• [Extracts from a graphics dataset]
╭──

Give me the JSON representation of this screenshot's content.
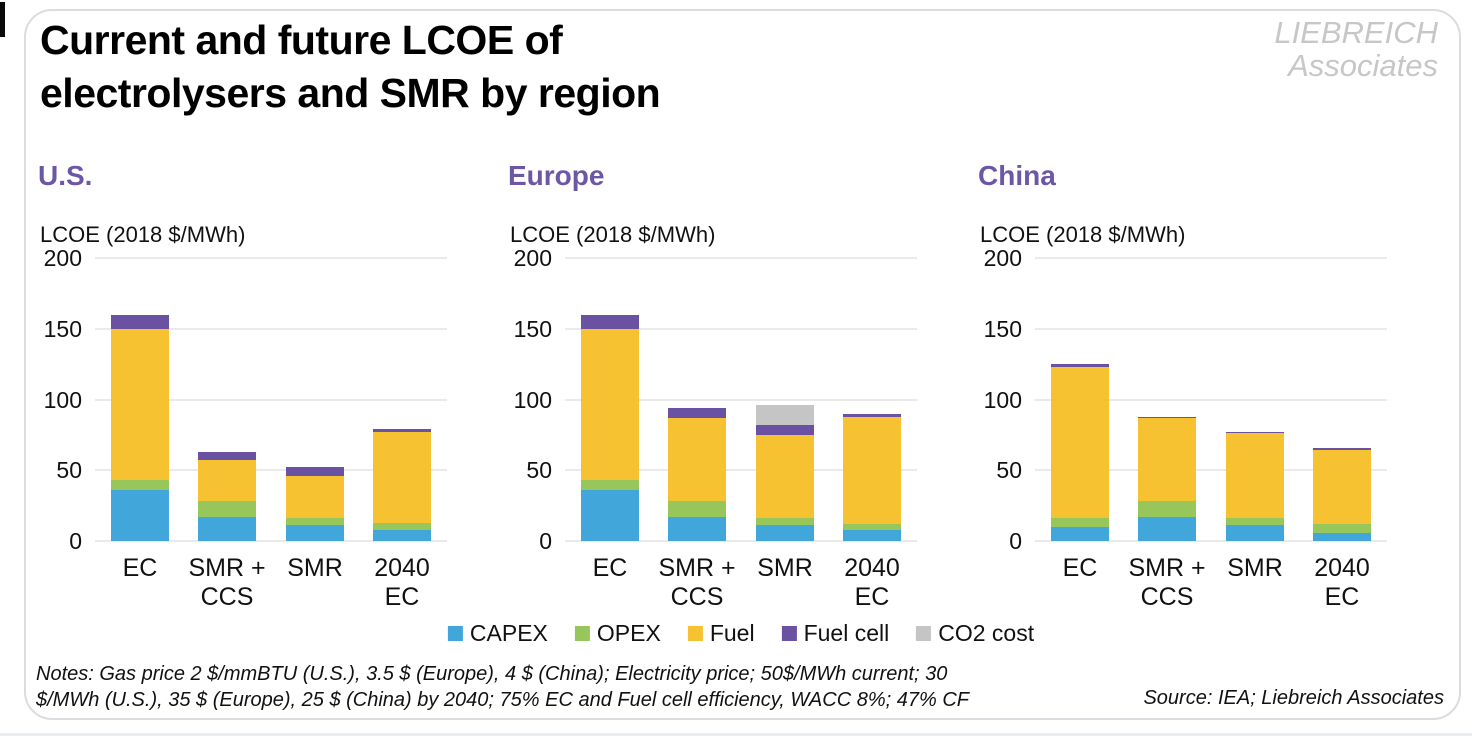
{
  "header": {
    "title_line1": "Current and future LCOE of",
    "title_line2": "electrolysers and SMR by region",
    "logo_line1": "LIEBREICH",
    "logo_line2": "Associates"
  },
  "footer": {
    "notes_line1": "Notes: Gas price 2 $/mmBTU (U.S.), 3.5 $ (Europe), 4 $ (China); Electricity price; 50$/MWh current; 30",
    "notes_line2": "$/MWh (U.S.), 35 $ (Europe), 25 $ (China) by 2040; 75% EC and Fuel cell efficiency, WACC 8%; 47% CF",
    "source": "Source: IEA; Liebreich Associates"
  },
  "colors": {
    "capex_blue": "#41a7db",
    "opex_green": "#97c75a",
    "fuel_yellow": "#f7c231",
    "fuel_cell_purple": "#6a51a2",
    "co2_gray": "#c5c5c5",
    "region_title_purple": "#6c57a6",
    "gridline_gray": "#eaeaea",
    "logo_gray": "#c7c7c7",
    "card_border": "#d9dce0"
  },
  "legend": [
    {
      "label": "CAPEX",
      "color": "#41a7db"
    },
    {
      "label": "OPEX",
      "color": "#97c75a"
    },
    {
      "label": "Fuel",
      "color": "#f7c231"
    },
    {
      "label": "Fuel cell",
      "color": "#6a51a2"
    },
    {
      "label": "CO2 cost",
      "color": "#c5c5c5"
    }
  ],
  "chart_data": [
    {
      "type": "bar",
      "stacked": true,
      "region": "U.S.",
      "ylabel": "LCOE (2018 $/MWh)",
      "ylim": [
        0,
        200
      ],
      "ytick_step": 50,
      "grid": true,
      "legend_position": "bottom-shared",
      "categories": [
        "EC",
        "SMR +\nCCS",
        "SMR",
        "2040\nEC"
      ],
      "series": [
        {
          "name": "CAPEX",
          "color": "#41a7db",
          "values": [
            36,
            17,
            11,
            8
          ]
        },
        {
          "name": "OPEX",
          "color": "#97c75a",
          "values": [
            7,
            11,
            5,
            5
          ]
        },
        {
          "name": "Fuel",
          "color": "#f7c231",
          "values": [
            107,
            29,
            30,
            64
          ]
        },
        {
          "name": "Fuel cell",
          "color": "#6a51a2",
          "values": [
            10,
            6,
            6,
            2
          ]
        },
        {
          "name": "CO2 cost",
          "color": "#c5c5c5",
          "values": [
            0,
            0,
            0,
            0
          ]
        }
      ],
      "totals": [
        160,
        63,
        52,
        79
      ]
    },
    {
      "type": "bar",
      "stacked": true,
      "region": "Europe",
      "ylabel": "LCOE (2018 $/MWh)",
      "ylim": [
        0,
        200
      ],
      "ytick_step": 50,
      "grid": true,
      "legend_position": "bottom-shared",
      "categories": [
        "EC",
        "SMR +\nCCS",
        "SMR",
        "2040\nEC"
      ],
      "series": [
        {
          "name": "CAPEX",
          "color": "#41a7db",
          "values": [
            36,
            17,
            11,
            8
          ]
        },
        {
          "name": "OPEX",
          "color": "#97c75a",
          "values": [
            7,
            11,
            5,
            4
          ]
        },
        {
          "name": "Fuel",
          "color": "#f7c231",
          "values": [
            107,
            59,
            59,
            76
          ]
        },
        {
          "name": "Fuel cell",
          "color": "#6a51a2",
          "values": [
            10,
            7,
            7,
            2
          ]
        },
        {
          "name": "CO2 cost",
          "color": "#c5c5c5",
          "values": [
            0,
            0,
            14,
            0
          ]
        }
      ],
      "totals": [
        160,
        94,
        96,
        90
      ]
    },
    {
      "type": "bar",
      "stacked": true,
      "region": "China",
      "ylabel": "LCOE (2018 $/MWh)",
      "ylim": [
        0,
        200
      ],
      "ytick_step": 50,
      "grid": true,
      "legend_position": "bottom-shared",
      "categories": [
        "EC",
        "SMR +\nCCS",
        "SMR",
        "2040\nEC"
      ],
      "series": [
        {
          "name": "CAPEX",
          "color": "#41a7db",
          "values": [
            10,
            17,
            11,
            6
          ]
        },
        {
          "name": "OPEX",
          "color": "#97c75a",
          "values": [
            6,
            11,
            5,
            6
          ]
        },
        {
          "name": "Fuel",
          "color": "#f7c231",
          "values": [
            107,
            59,
            60,
            52
          ]
        },
        {
          "name": "Fuel cell",
          "color": "#6a51a2",
          "values": [
            2,
            1,
            1,
            2
          ]
        },
        {
          "name": "CO2 cost",
          "color": "#c5c5c5",
          "values": [
            0,
            0,
            0,
            0
          ]
        }
      ],
      "totals": [
        125,
        88,
        77,
        66
      ]
    }
  ]
}
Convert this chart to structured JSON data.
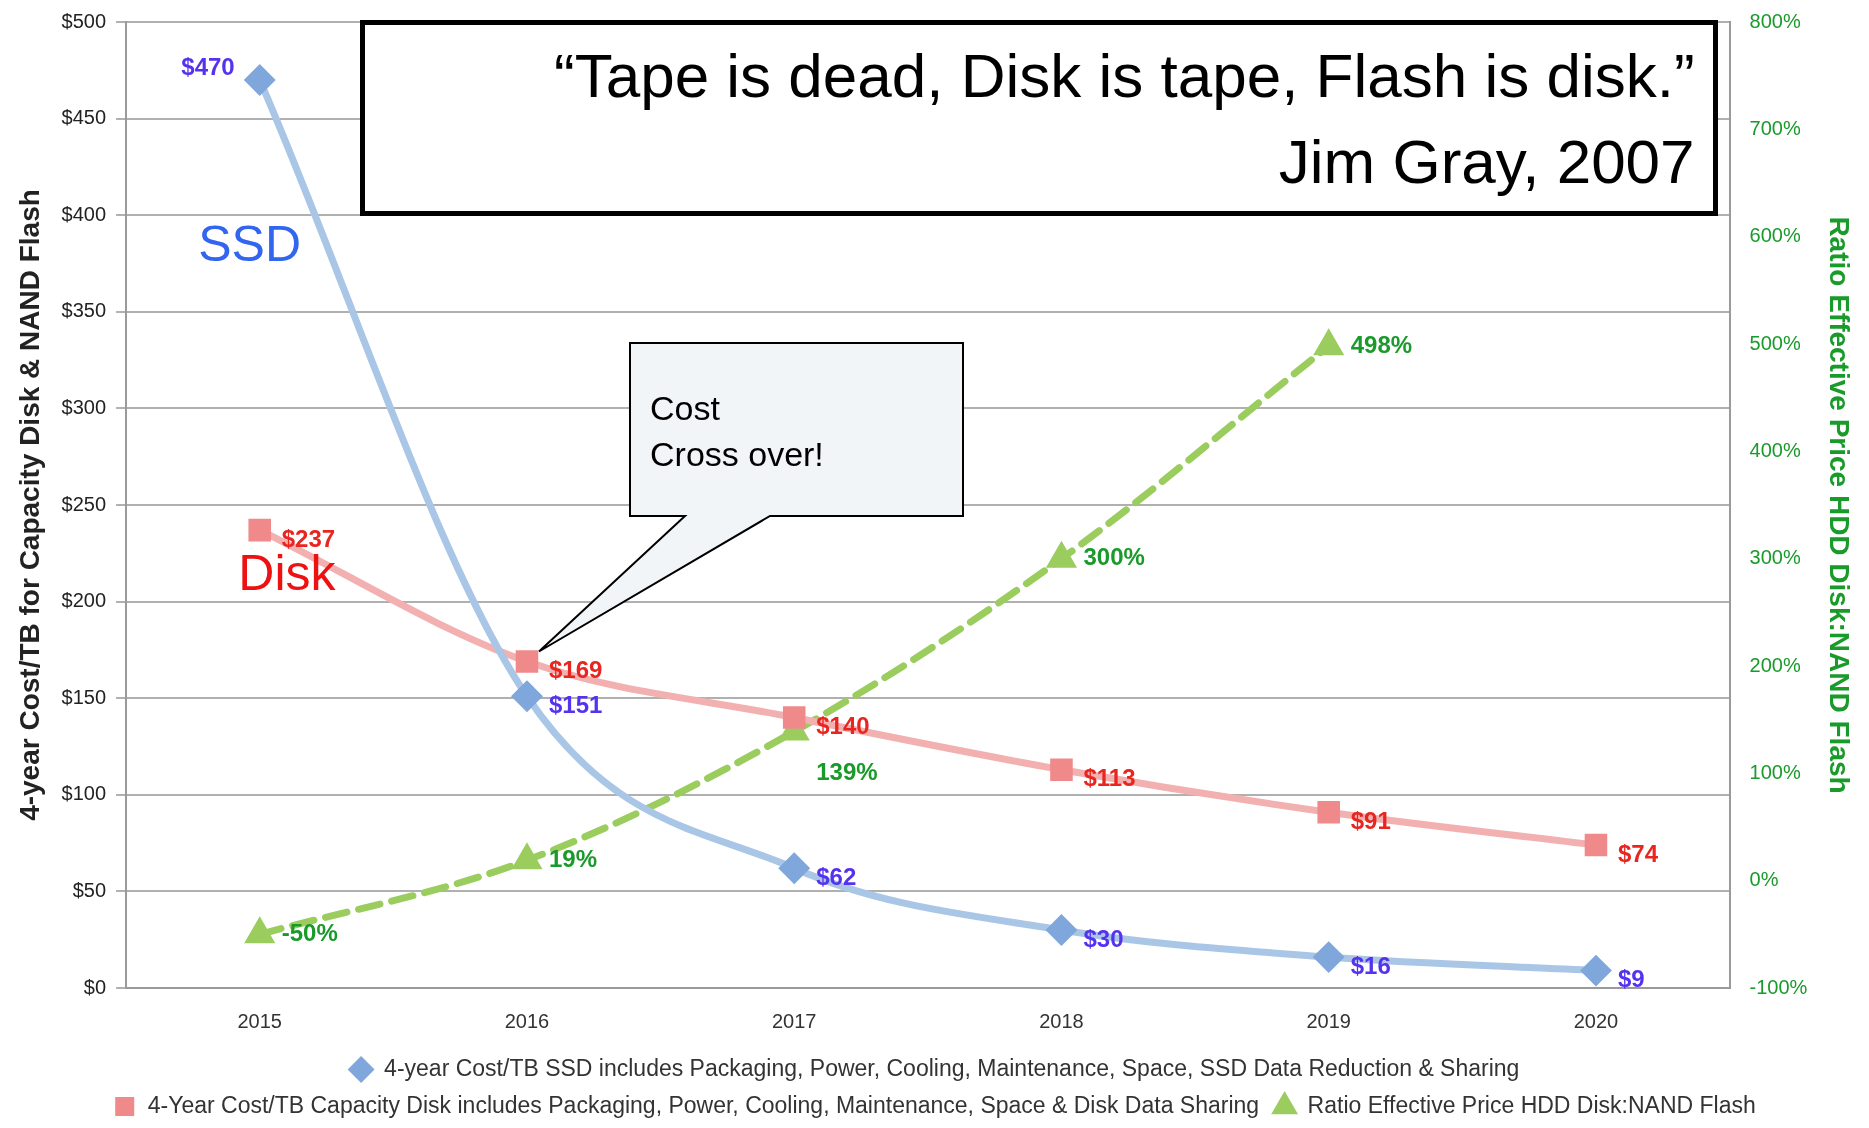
{
  "chart_data": {
    "type": "line",
    "ylabel": "4-year Cost/TB for Capacity Disk & NAND Flash",
    "y2label": "Ratio Effective Price HDD Disk:NAND Flash",
    "categories": [
      "2015",
      "2016",
      "2017",
      "2018",
      "2019",
      "2020"
    ],
    "series": [
      {
        "name": "4-year Cost/TB SSD includes Packaging, Power, Cooling, Maintenance, Space, SSD Data Reduction & Sharing",
        "color": "#7fa7dc",
        "marker": "diamond",
        "line_style": "solid",
        "values": [
          470,
          151,
          62,
          30,
          16,
          9
        ],
        "value_labels": [
          "$470",
          "$151",
          "$62",
          "$30",
          "$16",
          "$9"
        ]
      },
      {
        "name": "4-Year Cost/TB Capacity Disk includes Packaging, Power, Cooling, Maintenance, Space & Disk Data Sharing",
        "color": "#f08a8a",
        "marker": "square",
        "line_style": "solid",
        "values": [
          237,
          169,
          140,
          113,
          91,
          74
        ],
        "value_labels": [
          "$237",
          "$169",
          "$140",
          "$113",
          "$91",
          "$74"
        ]
      },
      {
        "name": "Ratio Effective Price HDD Disk:NAND Flash",
        "color": "#9acd5e",
        "marker": "triangle",
        "line_style": "dashed",
        "axis": "y2",
        "values": [
          -50,
          19,
          139,
          300,
          498,
          null
        ],
        "value_labels": [
          "-50%",
          "19%",
          "139%",
          "300%",
          "498%",
          null
        ]
      }
    ],
    "ylim": [
      0,
      500
    ],
    "yticks": [
      {
        "value": 0,
        "label": "$0"
      },
      {
        "value": 50,
        "label": "$50"
      },
      {
        "value": 100,
        "label": "$100"
      },
      {
        "value": 150,
        "label": "$150"
      },
      {
        "value": 200,
        "label": "$200"
      },
      {
        "value": 250,
        "label": "$250"
      },
      {
        "value": 300,
        "label": "$300"
      },
      {
        "value": 350,
        "label": "$350"
      },
      {
        "value": 400,
        "label": "$400"
      },
      {
        "value": 450,
        "label": "$450"
      },
      {
        "value": 500,
        "label": "$500"
      }
    ],
    "y2lim": [
      -100,
      800
    ],
    "y2ticks": [
      {
        "value": -100,
        "label": "-100%"
      },
      {
        "value": 0,
        "label": "0%"
      },
      {
        "value": 100,
        "label": "100%"
      },
      {
        "value": 200,
        "label": "200%"
      },
      {
        "value": 300,
        "label": "300%"
      },
      {
        "value": 400,
        "label": "400%"
      },
      {
        "value": 500,
        "label": "500%"
      },
      {
        "value": 600,
        "label": "600%"
      },
      {
        "value": 700,
        "label": "700%"
      },
      {
        "value": 800,
        "label": "800%"
      }
    ],
    "grid": "y",
    "legend": "bottom",
    "annotations": [
      "“Tape is dead, Disk is tape, Flash is disk.”",
      "Jim Gray, 2007",
      "SSD",
      "Disk",
      "Cost\nCross over!"
    ]
  }
}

╰──

• [What is being asked] In your copy, repeat each record exactly and include no pictures.

• [Problem solution]
Give me the JSON representation of this screenshot's content.
{
  "header": {
    "title_line1": "Current and future LCOE of",
    "title_line2": "electrolysers and SMR by region",
    "logo_line1": "LIEBREICH",
    "logo_line2": "Associates"
  },
  "footer": {
    "notes_line1": "Notes: Gas price 2 $/mmBTU (U.S.), 3.5 $ (Europe), 4 $ (China); Electricity price; 50$/MWh current; 30",
    "notes_line2": "$/MWh (U.S.), 35 $ (Europe), 25 $ (China) by 2040; 75% EC and Fuel cell efficiency, WACC 8%; 47% CF",
    "source": "Source: IEA; Liebreich Associates"
  },
  "colors": {
    "capex_blue": "#41a7db",
    "opex_green": "#97c75a",
    "fuel_yellow": "#f7c231",
    "fuel_cell_purple": "#6a51a2",
    "co2_gray": "#c5c5c5",
    "region_title_purple": "#6c57a6",
    "gridline_gray": "#eaeaea",
    "logo_gray": "#c7c7c7",
    "card_border": "#d9dce0"
  },
  "legend": [
    {
      "label": "CAPEX",
      "color": "#41a7db"
    },
    {
      "label": "OPEX",
      "color": "#97c75a"
    },
    {
      "label": "Fuel",
      "color": "#f7c231"
    },
    {
      "label": "Fuel cell",
      "color": "#6a51a2"
    },
    {
      "label": "CO2 cost",
      "color": "#c5c5c5"
    }
  ],
  "chart_data": [
    {
      "type": "bar",
      "stacked": true,
      "region": "U.S.",
      "ylabel": "LCOE (2018 $/MWh)",
      "ylim": [
        0,
        200
      ],
      "ytick_step": 50,
      "grid": true,
      "legend_position": "bottom-shared",
      "categories": [
        "EC",
        "SMR +\nCCS",
        "SMR",
        "2040\nEC"
      ],
      "series": [
        {
          "name": "CAPEX",
          "color": "#41a7db",
          "values": [
            36,
            17,
            11,
            8
          ]
        },
        {
          "name": "OPEX",
          "color": "#97c75a",
          "values": [
            7,
            11,
            5,
            5
          ]
        },
        {
          "name": "Fuel",
          "color": "#f7c231",
          "values": [
            107,
            29,
            30,
            64
          ]
        },
        {
          "name": "Fuel cell",
          "color": "#6a51a2",
          "values": [
            10,
            6,
            6,
            2
          ]
        },
        {
          "name": "CO2 cost",
          "color": "#c5c5c5",
          "values": [
            0,
            0,
            0,
            0
          ]
        }
      ],
      "totals": [
        160,
        63,
        52,
        79
      ]
    },
    {
      "type": "bar",
      "stacked": true,
      "region": "Europe",
      "ylabel": "LCOE (2018 $/MWh)",
      "ylim": [
        0,
        200
      ],
      "ytick_step": 50,
      "grid": true,
      "legend_position": "bottom-shared",
      "categories": [
        "EC",
        "SMR +\nCCS",
        "SMR",
        "2040\nEC"
      ],
      "series": [
        {
          "name": "CAPEX",
          "color": "#41a7db",
          "values": [
            36,
            17,
            11,
            8
          ]
        },
        {
          "name": "OPEX",
          "color": "#97c75a",
          "values": [
            7,
            11,
            5,
            4
          ]
        },
        {
          "name": "Fuel",
          "color": "#f7c231",
          "values": [
            107,
            59,
            59,
            76
          ]
        },
        {
          "name": "Fuel cell",
          "color": "#6a51a2",
          "values": [
            10,
            7,
            7,
            2
          ]
        },
        {
          "name": "CO2 cost",
          "color": "#c5c5c5",
          "values": [
            0,
            0,
            14,
            0
          ]
        }
      ],
      "totals": [
        160,
        94,
        96,
        90
      ]
    },
    {
      "type": "bar",
      "stacked": true,
      "region": "China",
      "ylabel": "LCOE (2018 $/MWh)",
      "ylim": [
        0,
        200
      ],
      "ytick_step": 50,
      "grid": true,
      "legend_position": "bottom-shared",
      "categories": [
        "EC",
        "SMR +\nCCS",
        "SMR",
        "2040\nEC"
      ],
      "series": [
        {
          "name": "CAPEX",
          "color": "#41a7db",
          "values": [
            10,
            17,
            11,
            6
          ]
        },
        {
          "name": "OPEX",
          "color": "#97c75a",
          "values": [
            6,
            11,
            5,
            6
          ]
        },
        {
          "name": "Fuel",
          "color": "#f7c231",
          "values": [
            107,
            59,
            60,
            52
          ]
        },
        {
          "name": "Fuel cell",
          "color": "#6a51a2",
          "values": [
            2,
            1,
            1,
            2
          ]
        },
        {
          "name": "CO2 cost",
          "color": "#c5c5c5",
          "values": [
            0,
            0,
            0,
            0
          ]
        }
      ],
      "totals": [
        125,
        88,
        77,
        66
      ]
    }
  ]
}
Convert this chart to structured JSON data.
{
  "chart_data": {
    "type": "line",
    "ylabel": "4-year Cost/TB for Capacity Disk & NAND Flash",
    "y2label": "Ratio Effective Price HDD Disk:NAND Flash",
    "categories": [
      "2015",
      "2016",
      "2017",
      "2018",
      "2019",
      "2020"
    ],
    "series": [
      {
        "name": "4-year Cost/TB SSD includes Packaging, Power, Cooling, Maintenance, Space, SSD Data Reduction & Sharing",
        "color": "#7fa7dc",
        "marker": "diamond",
        "line_style": "solid",
        "values": [
          470,
          151,
          62,
          30,
          16,
          9
        ],
        "value_labels": [
          "$470",
          "$151",
          "$62",
          "$30",
          "$16",
          "$9"
        ]
      },
      {
        "name": "4-Year Cost/TB Capacity Disk includes Packaging, Power, Cooling, Maintenance, Space & Disk Data Sharing",
        "color": "#f08a8a",
        "marker": "square",
        "line_style": "solid",
        "values": [
          237,
          169,
          140,
          113,
          91,
          74
        ],
        "value_labels": [
          "$237",
          "$169",
          "$140",
          "$113",
          "$91",
          "$74"
        ]
      },
      {
        "name": "Ratio Effective Price HDD Disk:NAND Flash",
        "color": "#9acd5e",
        "marker": "triangle",
        "line_style": "dashed",
        "axis": "y2",
        "values": [
          -50,
          19,
          139,
          300,
          498,
          null
        ],
        "value_labels": [
          "-50%",
          "19%",
          "139%",
          "300%",
          "498%",
          null
        ]
      }
    ],
    "ylim": [
      0,
      500
    ],
    "yticks": [
      {
        "value": 0,
        "label": "$0"
      },
      {
        "value": 50,
        "label": "$50"
      },
      {
        "value": 100,
        "label": "$100"
      },
      {
        "value": 150,
        "label": "$150"
      },
      {
        "value": 200,
        "label": "$200"
      },
      {
        "value": 250,
        "label": "$250"
      },
      {
        "value": 300,
        "label": "$300"
      },
      {
        "value": 350,
        "label": "$350"
      },
      {
        "value": 400,
        "label": "$400"
      },
      {
        "value": 450,
        "label": "$450"
      },
      {
        "value": 500,
        "label": "$500"
      }
    ],
    "y2lim": [
      -100,
      800
    ],
    "y2ticks": [
      {
        "value": -100,
        "label": "-100%"
      },
      {
        "value": 0,
        "label": "0%"
      },
      {
        "value": 100,
        "label": "100%"
      },
      {
        "value": 200,
        "label": "200%"
      },
      {
        "value": 300,
        "label": "300%"
      },
      {
        "value": 400,
        "label": "400%"
      },
      {
        "value": 500,
        "label": "500%"
      },
      {
        "value": 600,
        "label": "600%"
      },
      {
        "value": 700,
        "label": "700%"
      },
      {
        "value": 800,
        "label": "800%"
      }
    ],
    "grid": "y",
    "legend": "bottom",
    "annotations": [
      "“Tape is dead, Disk is tape, Flash is disk.”",
      "Jim Gray, 2007",
      "SSD",
      "Disk",
      "Cost\nCross over!"
    ]
  }
}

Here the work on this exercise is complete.